╔══

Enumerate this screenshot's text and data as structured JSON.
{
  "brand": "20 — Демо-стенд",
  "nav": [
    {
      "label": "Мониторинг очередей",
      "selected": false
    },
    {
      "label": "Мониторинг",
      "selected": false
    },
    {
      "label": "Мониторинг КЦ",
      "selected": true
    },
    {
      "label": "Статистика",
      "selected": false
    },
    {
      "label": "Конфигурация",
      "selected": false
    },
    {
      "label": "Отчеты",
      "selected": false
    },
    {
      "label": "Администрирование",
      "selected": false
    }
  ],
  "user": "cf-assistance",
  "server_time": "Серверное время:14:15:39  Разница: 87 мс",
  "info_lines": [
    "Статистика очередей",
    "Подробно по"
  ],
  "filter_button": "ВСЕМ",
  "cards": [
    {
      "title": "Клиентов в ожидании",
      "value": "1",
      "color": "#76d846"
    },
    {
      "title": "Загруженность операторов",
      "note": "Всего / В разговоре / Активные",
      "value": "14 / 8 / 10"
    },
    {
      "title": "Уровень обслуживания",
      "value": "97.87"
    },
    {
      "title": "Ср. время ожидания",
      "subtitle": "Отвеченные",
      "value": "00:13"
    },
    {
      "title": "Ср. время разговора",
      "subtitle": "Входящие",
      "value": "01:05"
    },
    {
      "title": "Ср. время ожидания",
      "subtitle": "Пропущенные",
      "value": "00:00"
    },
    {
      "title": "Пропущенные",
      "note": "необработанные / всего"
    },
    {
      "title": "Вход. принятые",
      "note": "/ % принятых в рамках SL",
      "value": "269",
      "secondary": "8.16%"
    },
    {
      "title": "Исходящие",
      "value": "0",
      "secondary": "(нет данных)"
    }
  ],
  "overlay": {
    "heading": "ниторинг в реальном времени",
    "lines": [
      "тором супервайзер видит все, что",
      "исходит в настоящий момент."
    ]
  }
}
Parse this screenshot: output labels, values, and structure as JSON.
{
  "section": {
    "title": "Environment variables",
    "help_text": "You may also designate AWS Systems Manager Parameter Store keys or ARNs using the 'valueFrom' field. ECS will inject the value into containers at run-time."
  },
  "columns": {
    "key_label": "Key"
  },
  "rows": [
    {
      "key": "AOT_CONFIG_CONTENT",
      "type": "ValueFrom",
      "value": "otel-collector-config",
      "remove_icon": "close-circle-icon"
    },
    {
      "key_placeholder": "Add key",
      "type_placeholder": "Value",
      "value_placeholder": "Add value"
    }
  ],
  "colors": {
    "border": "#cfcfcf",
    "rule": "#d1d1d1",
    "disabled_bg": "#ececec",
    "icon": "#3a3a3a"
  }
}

╚══

* _What the task asks_
Copy each line of the listing that contains the string "Пропущенные".

* _The answer_
      "subtitle": "Пропущенные",
      "title": "Пропущенные",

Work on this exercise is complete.